Solving a maze is an interesting sub-task for developing real-world path schedule solutions on robots. Typically, developers prefer to use depth sensors such as lidar or depth camera to walk around in a maze, as there a lots of obstacle walls that the robot need to follow and avoid crashing. Depth sensors have their advantage to directly provide the distance data, which naturally supports the robot to navigate against the obstacles.
However, we have come up with another idea to solve the maze using the computer vision approach. By reading articles of previous experts working on this area, we know that the RGB image cameras (CMOS or CCD) could also be used to get the depth information when they have multiple frames captured at different points of view at the same time, as long as we have the knowledge of the relative position where the frames are taken. This is basically the intuition of how human eyes work and developers have made a lot of attempts on this approach.
Though it could calculate the depth data by using cameras no less than 2, it is not as accurate as directly using the depth sensors to measure the environment. Also, the depth calculation and 3D reconstruction requires a lot of computational resource with multiple frames to be processed at the same time. Our hardware resource might not be able to support a real-time response for this computation. So we decide not to use multiple cameras or calculate the depth, but to extract features from a single image that allows the robot to recognize the obstacles.

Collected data

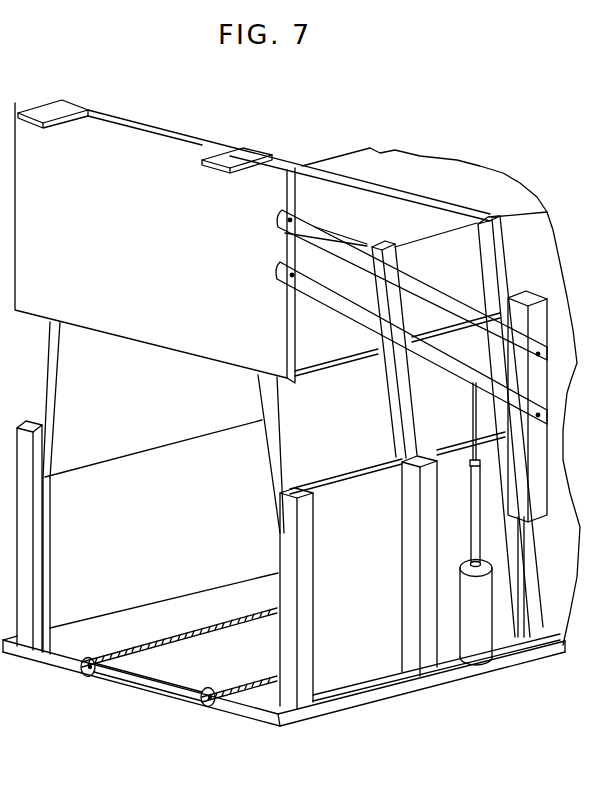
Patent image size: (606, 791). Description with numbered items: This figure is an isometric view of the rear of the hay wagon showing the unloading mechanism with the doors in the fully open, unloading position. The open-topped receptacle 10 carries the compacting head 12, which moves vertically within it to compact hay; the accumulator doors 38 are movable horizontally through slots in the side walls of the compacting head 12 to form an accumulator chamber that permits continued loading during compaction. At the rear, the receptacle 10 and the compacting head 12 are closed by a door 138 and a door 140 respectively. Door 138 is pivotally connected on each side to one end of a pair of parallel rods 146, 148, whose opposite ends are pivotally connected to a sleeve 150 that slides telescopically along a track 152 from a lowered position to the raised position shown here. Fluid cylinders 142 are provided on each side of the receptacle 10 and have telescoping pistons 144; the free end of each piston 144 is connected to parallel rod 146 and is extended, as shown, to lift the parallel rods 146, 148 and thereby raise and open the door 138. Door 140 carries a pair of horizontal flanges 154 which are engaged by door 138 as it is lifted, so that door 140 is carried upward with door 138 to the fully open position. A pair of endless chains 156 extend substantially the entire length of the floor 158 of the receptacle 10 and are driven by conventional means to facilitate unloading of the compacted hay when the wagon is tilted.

The receptacle 10 is at (560, 474).
The compacting head 12 is at (553, 212).
The accumulator doors 38 is at (348, 374).
The door 138 is at (106, 270).
The door 140 is at (133, 123).
The fluid cylinders 142 is at (497, 658).
The telescoping piston 144 is at (468, 489).
The parallel rod 146 is at (449, 368).
The parallel rod 148 is at (417, 281).
The sleeve 150 is at (547, 442).
The track 152 is at (522, 622).
The horizontal flanges 154 is at (42, 125).
The endless chains 156 is at (237, 628).
The floor 158 is at (98, 635).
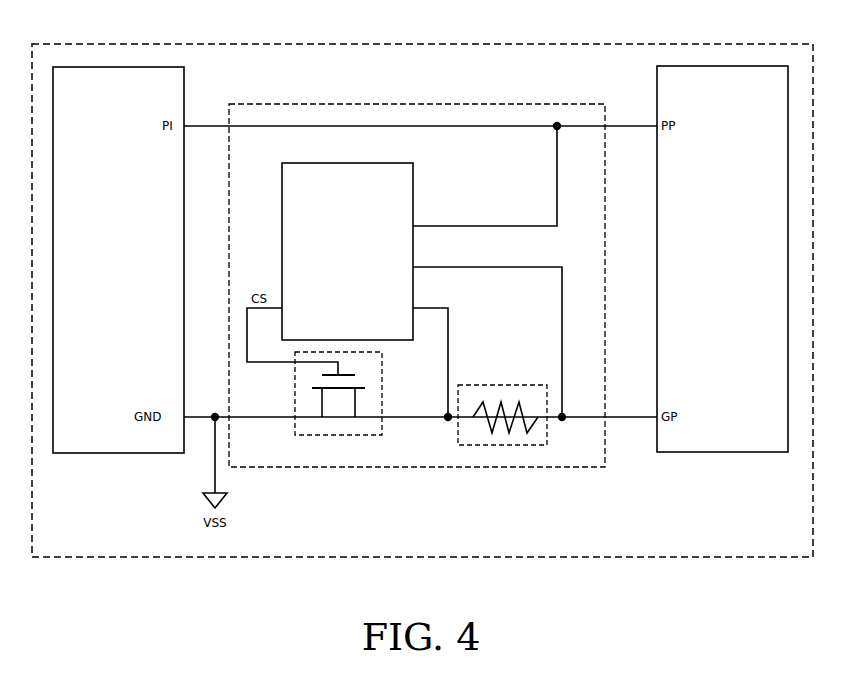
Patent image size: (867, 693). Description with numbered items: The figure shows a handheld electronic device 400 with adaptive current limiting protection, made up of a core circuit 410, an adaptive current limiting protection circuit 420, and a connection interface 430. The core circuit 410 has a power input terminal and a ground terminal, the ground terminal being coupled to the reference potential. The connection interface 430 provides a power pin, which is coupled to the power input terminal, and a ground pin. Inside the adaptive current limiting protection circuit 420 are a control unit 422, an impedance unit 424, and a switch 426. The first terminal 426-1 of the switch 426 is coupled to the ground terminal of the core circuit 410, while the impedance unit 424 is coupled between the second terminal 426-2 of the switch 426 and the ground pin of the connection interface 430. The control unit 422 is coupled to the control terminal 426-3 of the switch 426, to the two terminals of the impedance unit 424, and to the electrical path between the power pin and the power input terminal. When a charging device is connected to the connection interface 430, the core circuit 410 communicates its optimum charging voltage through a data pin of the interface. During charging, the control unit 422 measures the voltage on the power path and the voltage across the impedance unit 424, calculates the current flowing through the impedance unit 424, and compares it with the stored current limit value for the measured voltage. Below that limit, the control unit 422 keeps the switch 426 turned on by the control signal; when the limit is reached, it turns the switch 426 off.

The handheld electronic device 400 is at (780, 598).
The core circuit 410 is at (124, 233).
The adaptive current limiting protection circuit 420 is at (417, 243).
The control unit 422 is at (370, 208).
The impedance unit 424 is at (523, 452).
The switch 426 is at (371, 434).
The first terminal of the switch 426-1 is at (308, 452).
The second terminal of the switch 426-2 is at (408, 452).
The control terminal of the switch 426-3 is at (380, 365).
The connection interface 430 is at (729, 231).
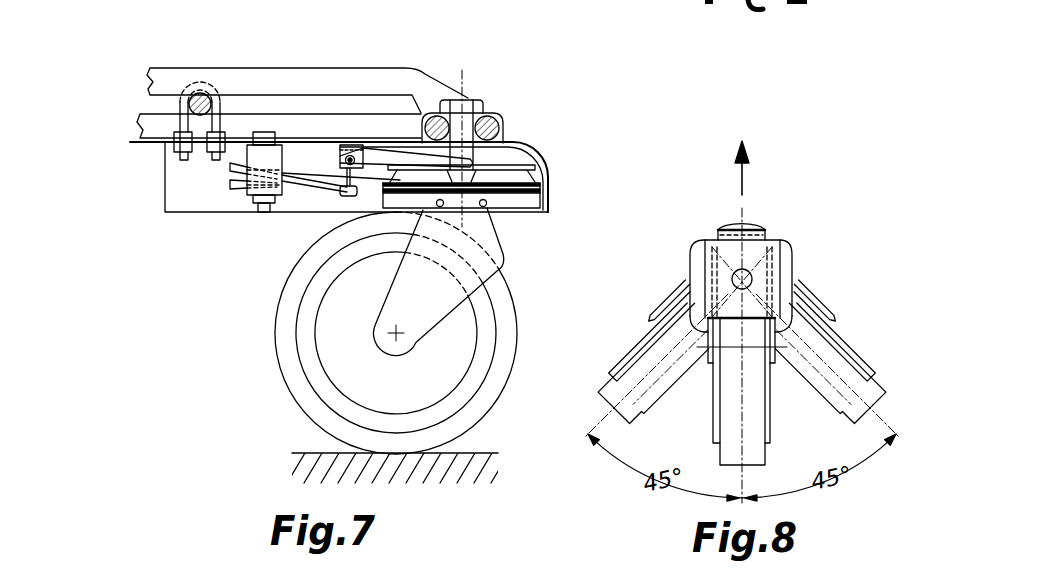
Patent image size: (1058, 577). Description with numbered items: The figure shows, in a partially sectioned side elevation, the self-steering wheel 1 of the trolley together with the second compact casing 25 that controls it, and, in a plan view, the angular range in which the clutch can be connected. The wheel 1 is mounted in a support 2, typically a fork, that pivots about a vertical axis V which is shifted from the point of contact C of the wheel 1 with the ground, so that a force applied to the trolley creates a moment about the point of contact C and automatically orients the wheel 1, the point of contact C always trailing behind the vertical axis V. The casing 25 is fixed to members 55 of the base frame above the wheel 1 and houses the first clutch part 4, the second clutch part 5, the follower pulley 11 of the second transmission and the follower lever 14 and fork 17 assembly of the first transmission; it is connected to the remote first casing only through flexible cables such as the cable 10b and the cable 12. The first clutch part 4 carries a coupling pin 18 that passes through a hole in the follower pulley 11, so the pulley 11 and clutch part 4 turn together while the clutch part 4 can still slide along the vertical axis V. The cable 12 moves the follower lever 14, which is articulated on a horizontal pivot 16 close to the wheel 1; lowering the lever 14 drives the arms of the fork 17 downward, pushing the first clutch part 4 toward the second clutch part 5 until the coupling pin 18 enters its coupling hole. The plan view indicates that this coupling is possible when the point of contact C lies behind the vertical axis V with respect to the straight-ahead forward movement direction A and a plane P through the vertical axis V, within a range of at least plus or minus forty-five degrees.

In FIG. 7, the members of the base frame 55 is at (242, 73).
In FIG. 7, the cable of the second flexible transmission 12 is at (283, 165).
In FIG. 7, the horizontal pivot 16 is at (350, 156).
In FIG. 7, the fork 17 is at (412, 97).
In FIG. 7, the vertical axis V is at (465, 132).
In FIG. 8, the vertical axis V is at (748, 277).
In FIG. 7, the first clutch part 4 is at (508, 158).
In FIG. 7, the second compact casing 25 is at (547, 162).
In FIG. 7, the follower pulley 11 is at (547, 183).
In FIG. 7, the coupling pin 18 is at (487, 206).
In FIG. 7, the second clutch part 5 is at (536, 204).
In FIG. 7, the support 2 is at (433, 320).
In FIG. 7, the self-steering wheel 1 is at (287, 353).
In FIG. 7, the flexible cable 10b is at (283, 180).
In FIG. 7, the follower lever 14 is at (323, 177).
In FIG. 7, the point of contact C is at (397, 453).
In FIG. 8, the point of contact C is at (788, 328).
In FIG. 8, the plane P is at (836, 361).
In FIG. 8, the forward movement direction A is at (742, 177).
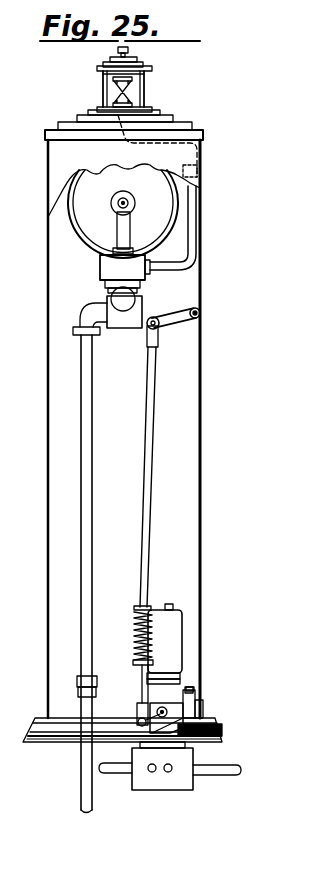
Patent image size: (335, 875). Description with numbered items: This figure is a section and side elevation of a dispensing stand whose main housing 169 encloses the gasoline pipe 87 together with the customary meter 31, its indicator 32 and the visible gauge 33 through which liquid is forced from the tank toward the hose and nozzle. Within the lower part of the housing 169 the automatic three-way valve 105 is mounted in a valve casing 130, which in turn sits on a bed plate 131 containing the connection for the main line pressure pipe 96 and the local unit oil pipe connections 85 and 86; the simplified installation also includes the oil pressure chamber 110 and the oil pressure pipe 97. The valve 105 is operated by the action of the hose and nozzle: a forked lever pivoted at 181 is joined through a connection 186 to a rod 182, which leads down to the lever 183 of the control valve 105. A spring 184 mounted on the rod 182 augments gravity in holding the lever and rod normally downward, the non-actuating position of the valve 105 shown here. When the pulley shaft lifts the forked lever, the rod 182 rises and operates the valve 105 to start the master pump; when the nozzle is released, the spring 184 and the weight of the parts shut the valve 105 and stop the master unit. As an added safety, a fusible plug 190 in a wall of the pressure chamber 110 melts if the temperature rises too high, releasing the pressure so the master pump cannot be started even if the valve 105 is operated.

The visible gauge 33 is at (138, 89).
The indicator 32 is at (83, 207).
The meter 31 is at (108, 273).
The pivot 181 is at (198, 311).
The connection 186 is at (158, 328).
The main housing 169 is at (202, 437).
The gasoline pipe 87 is at (88, 487).
The rod 182 is at (147, 518).
The fusible plug 190 is at (170, 604).
The spring 184 is at (152, 632).
The oil pressure chamber 110 is at (173, 647).
The three-way valve 105 is at (157, 710).
The lever 183 is at (174, 713).
The valve casing 130 is at (200, 723).
The oil pressure pipe 97 is at (107, 774).
The local unit oil pipe connection 86 is at (152, 773).
The local unit oil pipe connection 85 is at (170, 773).
The main line pressure pipe 96 is at (218, 771).
The bed plate 131 is at (157, 782).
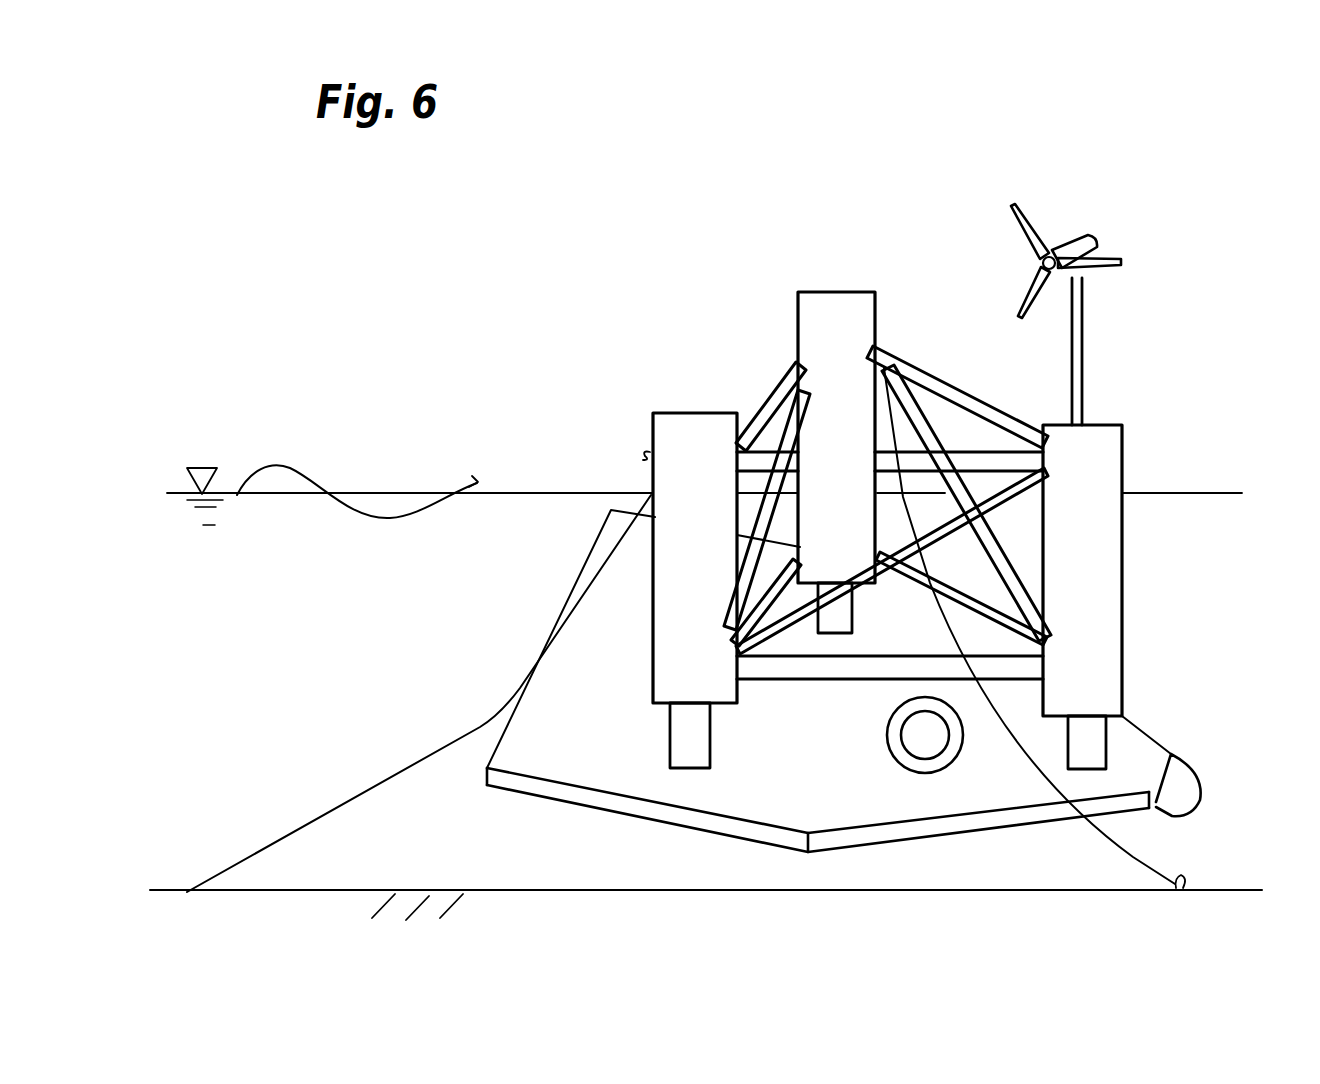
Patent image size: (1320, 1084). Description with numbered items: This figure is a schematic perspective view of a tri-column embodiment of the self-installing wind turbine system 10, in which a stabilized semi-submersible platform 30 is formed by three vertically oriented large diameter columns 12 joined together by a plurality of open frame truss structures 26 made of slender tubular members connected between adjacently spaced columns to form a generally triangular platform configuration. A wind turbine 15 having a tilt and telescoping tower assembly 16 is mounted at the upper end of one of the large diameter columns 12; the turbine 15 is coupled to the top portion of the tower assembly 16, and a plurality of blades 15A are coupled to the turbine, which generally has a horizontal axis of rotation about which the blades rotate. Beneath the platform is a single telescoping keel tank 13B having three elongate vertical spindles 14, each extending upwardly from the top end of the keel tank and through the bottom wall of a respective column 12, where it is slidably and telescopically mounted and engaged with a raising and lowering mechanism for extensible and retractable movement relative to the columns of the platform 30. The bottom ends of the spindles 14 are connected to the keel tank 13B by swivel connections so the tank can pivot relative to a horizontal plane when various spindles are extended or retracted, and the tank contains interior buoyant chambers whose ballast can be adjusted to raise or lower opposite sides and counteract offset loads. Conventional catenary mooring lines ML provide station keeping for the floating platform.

The self-installing wind turbine system 10 is at (936, 200).
The large diameter column 12 is at (840, 305).
The single telescoping keel tank 13B is at (606, 754).
The vertical spindle 14 is at (852, 608).
The wind turbine 15 is at (1074, 240).
The blade 15A is at (1027, 247).
The tilt and telescoping tower assembly 16 is at (1085, 343).
The open frame truss structure 26 is at (763, 396).
The stabilized semi-submersible platform 30 is at (722, 318).
The catenary mooring line ML is at (415, 758).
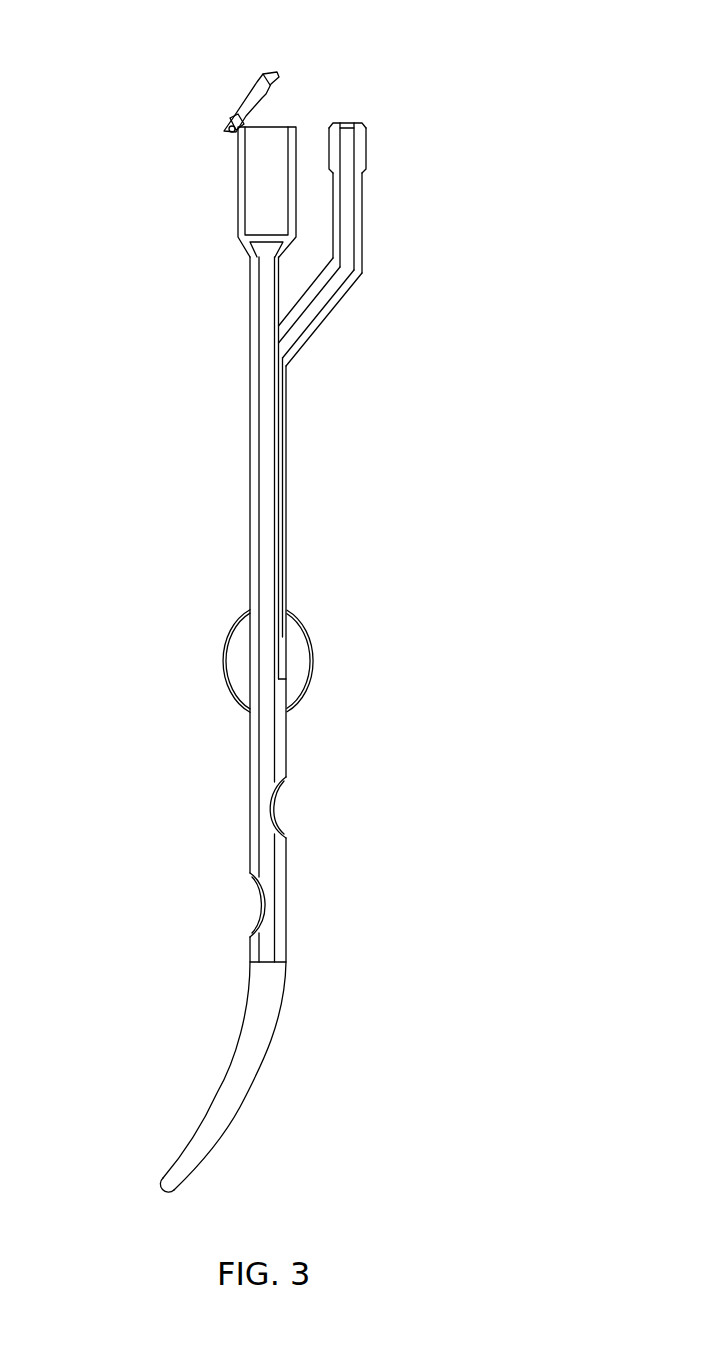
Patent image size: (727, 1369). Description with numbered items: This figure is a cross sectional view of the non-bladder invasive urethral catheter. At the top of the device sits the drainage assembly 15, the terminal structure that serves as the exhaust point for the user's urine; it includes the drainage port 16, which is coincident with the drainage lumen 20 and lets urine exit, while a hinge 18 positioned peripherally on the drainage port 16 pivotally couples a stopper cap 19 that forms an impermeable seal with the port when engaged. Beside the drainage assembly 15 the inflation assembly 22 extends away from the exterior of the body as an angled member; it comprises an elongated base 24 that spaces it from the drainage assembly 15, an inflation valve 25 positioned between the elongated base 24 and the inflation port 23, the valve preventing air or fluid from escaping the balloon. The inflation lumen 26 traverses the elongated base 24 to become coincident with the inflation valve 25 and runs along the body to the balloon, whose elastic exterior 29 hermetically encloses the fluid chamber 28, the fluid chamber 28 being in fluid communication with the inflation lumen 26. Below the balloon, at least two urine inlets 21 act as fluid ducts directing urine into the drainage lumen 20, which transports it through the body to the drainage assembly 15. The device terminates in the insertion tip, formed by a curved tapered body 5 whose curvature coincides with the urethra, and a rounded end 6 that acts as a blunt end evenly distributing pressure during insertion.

The curved tapered body 5 is at (268, 1041).
The rounded end 6 is at (160, 1177).
The drainage assembly 15 is at (208, 222).
The drainage port 16 is at (277, 117).
The hinge 18 is at (229, 133).
The stopper cap 19 is at (253, 83).
The drainage lumen 20 is at (256, 426).
The urine inlets 21 is at (300, 807).
The inflation assembly 22 is at (408, 243).
The inflation port 23 is at (351, 114).
The elongated base 24 is at (332, 308).
The inflation valve 25 is at (366, 150).
The inflation lumen 26 is at (304, 338).
The fluid chamber 28 is at (230, 662).
The elastic exterior 29 is at (244, 612).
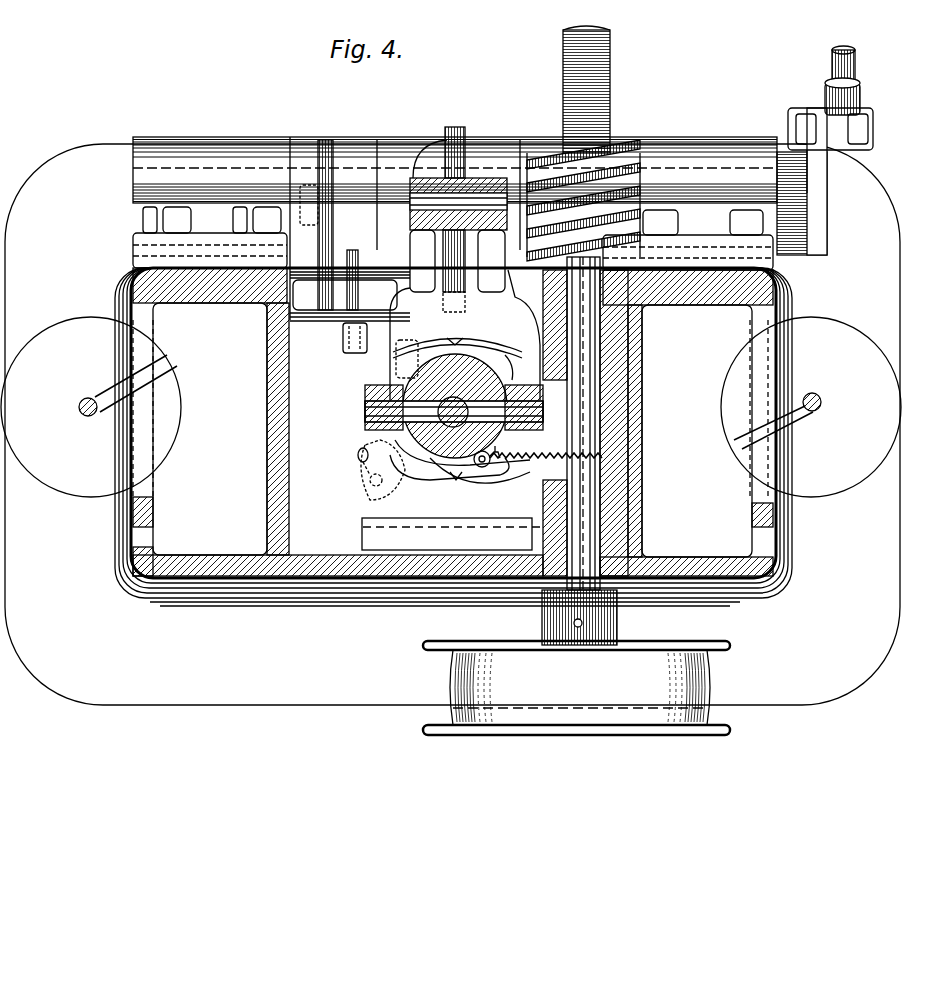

Problem set –
#1 From the maze-solving text, list every specific sensor or camera type it gives as an example.
#2 Carry the maze-solving text forward from its final sentence.

Answer list –
#1 Lidar, depth camera, CMOS, and CCD.

#2
The feature extraction from a single frame also requires several image processing steps. The features we chose to track are the lines in the image frames, as when the robot is in a maze boundary lines will could be detected as because walls and the floor could have different colors. We find the lines detected from the frames, which slopes are in certain ranges, are exactly the boundaries between the floor and walls. As a result, we tried serval approaches to extract these lines as the most important feature in the navigation and worked on optimization to let the robot perform more reliable.
We also implemented several other algorithms to support the robot get out of the maze, including a pid controller. They will be introduced later.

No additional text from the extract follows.